-- begin --
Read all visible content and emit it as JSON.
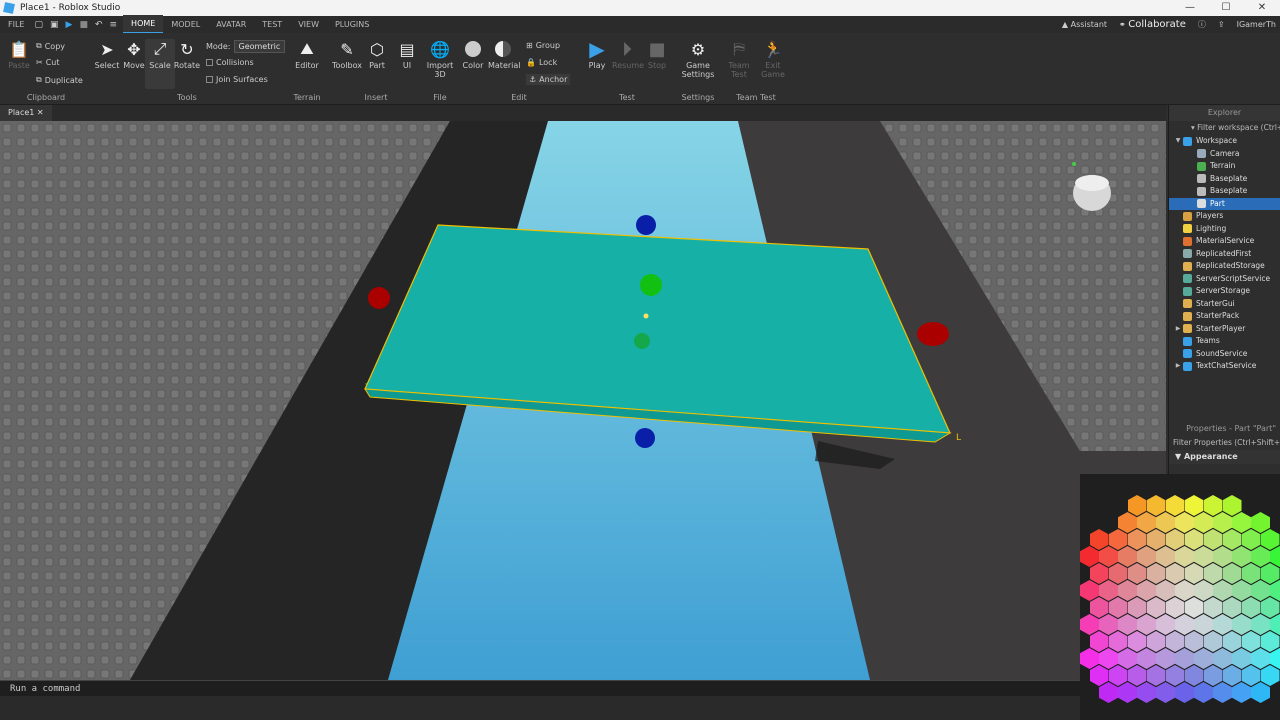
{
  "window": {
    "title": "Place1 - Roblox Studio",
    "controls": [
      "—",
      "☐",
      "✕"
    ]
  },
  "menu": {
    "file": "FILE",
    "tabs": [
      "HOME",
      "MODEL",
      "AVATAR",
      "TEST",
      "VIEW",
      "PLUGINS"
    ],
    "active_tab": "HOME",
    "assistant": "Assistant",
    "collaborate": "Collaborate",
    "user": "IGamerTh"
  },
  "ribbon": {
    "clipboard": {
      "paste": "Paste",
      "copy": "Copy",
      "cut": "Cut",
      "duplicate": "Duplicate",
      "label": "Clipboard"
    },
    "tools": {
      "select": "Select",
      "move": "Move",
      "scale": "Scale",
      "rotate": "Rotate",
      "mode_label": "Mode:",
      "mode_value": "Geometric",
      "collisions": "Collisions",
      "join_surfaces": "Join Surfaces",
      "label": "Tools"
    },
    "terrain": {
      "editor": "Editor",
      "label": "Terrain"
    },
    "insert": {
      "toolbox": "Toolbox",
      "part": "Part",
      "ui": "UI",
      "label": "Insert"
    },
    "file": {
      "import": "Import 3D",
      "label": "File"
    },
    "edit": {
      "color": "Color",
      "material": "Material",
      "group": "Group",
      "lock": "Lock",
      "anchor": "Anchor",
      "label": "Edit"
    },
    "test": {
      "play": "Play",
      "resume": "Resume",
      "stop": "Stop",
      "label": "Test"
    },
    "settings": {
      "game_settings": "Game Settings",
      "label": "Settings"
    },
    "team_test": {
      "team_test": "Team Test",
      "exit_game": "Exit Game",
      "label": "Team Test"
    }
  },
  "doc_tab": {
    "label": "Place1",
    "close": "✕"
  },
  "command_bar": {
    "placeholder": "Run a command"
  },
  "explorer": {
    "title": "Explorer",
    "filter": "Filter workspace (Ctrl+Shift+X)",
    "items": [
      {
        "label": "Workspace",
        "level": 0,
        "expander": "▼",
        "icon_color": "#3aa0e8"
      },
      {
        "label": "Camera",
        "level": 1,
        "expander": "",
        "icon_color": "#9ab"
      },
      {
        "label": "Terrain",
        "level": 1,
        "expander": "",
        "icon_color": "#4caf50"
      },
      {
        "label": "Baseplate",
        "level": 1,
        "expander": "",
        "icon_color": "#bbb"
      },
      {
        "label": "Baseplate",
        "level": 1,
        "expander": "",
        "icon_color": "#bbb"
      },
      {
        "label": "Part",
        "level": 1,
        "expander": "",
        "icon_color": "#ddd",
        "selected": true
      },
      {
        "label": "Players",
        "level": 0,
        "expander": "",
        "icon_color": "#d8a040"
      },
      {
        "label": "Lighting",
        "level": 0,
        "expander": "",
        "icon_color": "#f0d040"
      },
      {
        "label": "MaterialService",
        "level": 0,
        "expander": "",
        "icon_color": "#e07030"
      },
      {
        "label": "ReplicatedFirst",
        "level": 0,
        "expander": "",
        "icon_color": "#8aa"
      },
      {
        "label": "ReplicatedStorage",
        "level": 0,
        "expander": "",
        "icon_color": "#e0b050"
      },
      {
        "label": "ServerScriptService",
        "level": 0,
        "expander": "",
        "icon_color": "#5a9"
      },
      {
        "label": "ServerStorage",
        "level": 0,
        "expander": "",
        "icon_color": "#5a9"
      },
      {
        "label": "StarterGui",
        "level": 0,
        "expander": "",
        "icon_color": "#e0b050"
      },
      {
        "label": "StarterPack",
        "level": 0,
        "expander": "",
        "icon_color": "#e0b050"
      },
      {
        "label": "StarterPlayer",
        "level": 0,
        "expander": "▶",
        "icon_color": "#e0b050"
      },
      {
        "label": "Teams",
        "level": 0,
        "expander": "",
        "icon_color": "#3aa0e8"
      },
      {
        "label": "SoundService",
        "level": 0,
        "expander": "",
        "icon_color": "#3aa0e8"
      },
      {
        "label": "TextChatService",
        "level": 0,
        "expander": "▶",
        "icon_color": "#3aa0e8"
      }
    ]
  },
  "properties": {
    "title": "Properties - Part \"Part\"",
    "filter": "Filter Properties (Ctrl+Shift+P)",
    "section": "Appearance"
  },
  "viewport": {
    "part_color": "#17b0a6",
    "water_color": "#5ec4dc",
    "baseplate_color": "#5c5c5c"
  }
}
-- end --
-- begin --
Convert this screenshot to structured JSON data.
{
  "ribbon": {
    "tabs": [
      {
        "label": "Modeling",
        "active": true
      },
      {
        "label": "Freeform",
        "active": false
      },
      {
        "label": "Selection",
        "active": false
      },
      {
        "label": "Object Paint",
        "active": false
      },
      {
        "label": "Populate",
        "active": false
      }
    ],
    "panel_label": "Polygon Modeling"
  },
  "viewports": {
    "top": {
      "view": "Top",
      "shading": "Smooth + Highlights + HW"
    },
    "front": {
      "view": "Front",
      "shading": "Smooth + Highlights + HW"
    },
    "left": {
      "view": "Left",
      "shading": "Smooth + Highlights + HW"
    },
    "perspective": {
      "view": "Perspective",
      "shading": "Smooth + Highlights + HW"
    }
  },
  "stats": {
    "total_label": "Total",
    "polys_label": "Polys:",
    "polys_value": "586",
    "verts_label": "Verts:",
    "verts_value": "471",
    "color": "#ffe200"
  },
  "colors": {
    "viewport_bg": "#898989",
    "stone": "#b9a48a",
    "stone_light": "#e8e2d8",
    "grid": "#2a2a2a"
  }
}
-- end --
-- begin --
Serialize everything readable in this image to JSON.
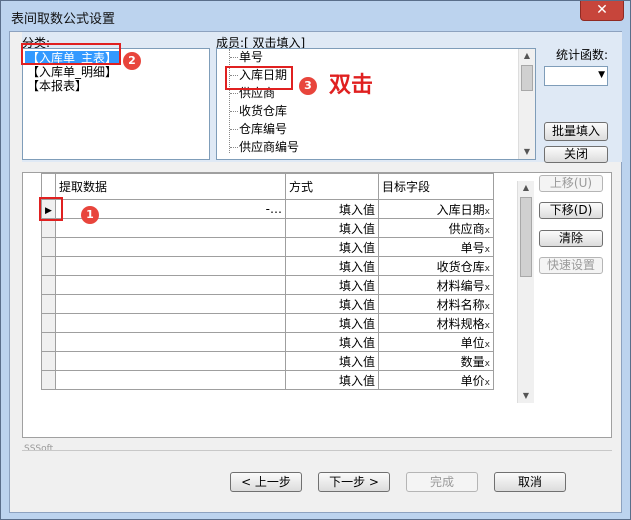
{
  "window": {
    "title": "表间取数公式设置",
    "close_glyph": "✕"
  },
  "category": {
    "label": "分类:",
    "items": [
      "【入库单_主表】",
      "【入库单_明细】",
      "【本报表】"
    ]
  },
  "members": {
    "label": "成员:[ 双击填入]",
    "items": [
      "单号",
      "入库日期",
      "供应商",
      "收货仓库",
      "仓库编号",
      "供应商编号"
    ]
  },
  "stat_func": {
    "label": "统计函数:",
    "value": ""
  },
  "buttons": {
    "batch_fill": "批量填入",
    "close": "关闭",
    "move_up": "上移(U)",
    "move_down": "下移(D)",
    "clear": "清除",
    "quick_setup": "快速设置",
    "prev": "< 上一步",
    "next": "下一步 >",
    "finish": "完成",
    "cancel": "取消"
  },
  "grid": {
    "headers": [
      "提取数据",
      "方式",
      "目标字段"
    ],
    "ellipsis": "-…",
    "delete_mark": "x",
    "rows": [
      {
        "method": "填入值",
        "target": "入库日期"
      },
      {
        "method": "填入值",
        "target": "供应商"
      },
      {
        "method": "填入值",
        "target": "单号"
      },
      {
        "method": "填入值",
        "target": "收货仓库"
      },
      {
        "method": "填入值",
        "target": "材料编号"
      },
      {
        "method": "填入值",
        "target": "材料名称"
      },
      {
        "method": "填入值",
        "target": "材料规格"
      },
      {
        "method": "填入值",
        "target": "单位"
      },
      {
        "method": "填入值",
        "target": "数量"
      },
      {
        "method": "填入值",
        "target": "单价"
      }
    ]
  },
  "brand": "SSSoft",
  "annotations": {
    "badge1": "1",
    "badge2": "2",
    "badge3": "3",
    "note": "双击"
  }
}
-- end --
Copy out each line of the data containing the string "Ctrl".

    "filter": "Filter workspace (Ctrl+Shift+X)",
    "filter": "Filter Properties (Ctrl+Shift+P)",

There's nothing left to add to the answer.